◆ Entries shown
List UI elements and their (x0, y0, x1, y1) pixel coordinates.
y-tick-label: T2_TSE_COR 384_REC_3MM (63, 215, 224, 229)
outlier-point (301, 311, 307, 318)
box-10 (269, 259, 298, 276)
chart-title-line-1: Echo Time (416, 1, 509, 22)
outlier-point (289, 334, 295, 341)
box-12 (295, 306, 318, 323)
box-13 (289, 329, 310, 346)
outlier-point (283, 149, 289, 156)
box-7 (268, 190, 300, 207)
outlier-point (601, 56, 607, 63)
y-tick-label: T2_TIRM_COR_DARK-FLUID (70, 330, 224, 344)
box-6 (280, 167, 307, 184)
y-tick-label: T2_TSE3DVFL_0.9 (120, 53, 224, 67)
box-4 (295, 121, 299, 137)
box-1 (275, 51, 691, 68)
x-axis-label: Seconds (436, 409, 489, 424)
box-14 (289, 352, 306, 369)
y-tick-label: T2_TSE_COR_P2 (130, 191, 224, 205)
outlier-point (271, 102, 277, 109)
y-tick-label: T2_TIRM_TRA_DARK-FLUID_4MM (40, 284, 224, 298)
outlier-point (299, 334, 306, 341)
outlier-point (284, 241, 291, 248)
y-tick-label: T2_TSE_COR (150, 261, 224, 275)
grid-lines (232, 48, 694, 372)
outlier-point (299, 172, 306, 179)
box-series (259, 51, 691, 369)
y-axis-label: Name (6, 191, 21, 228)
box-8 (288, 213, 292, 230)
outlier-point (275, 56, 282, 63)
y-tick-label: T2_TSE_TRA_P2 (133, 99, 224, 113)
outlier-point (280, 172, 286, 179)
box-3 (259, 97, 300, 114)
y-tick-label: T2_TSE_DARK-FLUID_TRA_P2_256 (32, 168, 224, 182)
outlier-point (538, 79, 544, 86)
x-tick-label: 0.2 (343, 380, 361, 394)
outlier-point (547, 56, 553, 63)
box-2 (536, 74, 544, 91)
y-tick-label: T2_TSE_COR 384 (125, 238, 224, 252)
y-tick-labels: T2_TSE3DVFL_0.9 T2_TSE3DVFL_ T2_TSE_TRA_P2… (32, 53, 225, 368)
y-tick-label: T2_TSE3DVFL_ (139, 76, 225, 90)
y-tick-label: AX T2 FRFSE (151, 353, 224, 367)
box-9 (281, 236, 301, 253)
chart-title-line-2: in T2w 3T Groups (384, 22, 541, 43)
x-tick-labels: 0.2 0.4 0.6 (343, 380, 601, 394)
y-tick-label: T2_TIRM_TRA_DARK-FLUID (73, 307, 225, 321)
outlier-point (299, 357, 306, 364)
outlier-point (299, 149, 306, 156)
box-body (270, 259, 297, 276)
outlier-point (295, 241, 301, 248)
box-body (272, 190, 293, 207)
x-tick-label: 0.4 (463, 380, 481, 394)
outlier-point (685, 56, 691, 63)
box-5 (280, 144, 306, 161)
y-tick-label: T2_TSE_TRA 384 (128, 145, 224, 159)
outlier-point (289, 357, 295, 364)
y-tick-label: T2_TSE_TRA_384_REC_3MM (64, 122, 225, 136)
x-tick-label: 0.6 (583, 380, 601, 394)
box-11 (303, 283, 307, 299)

◆ Objective
Collect every line from the rows above that contains the string "body". Case counts.

◆ Final result
box-body (270, 259, 297, 276)
box-body (272, 190, 293, 207)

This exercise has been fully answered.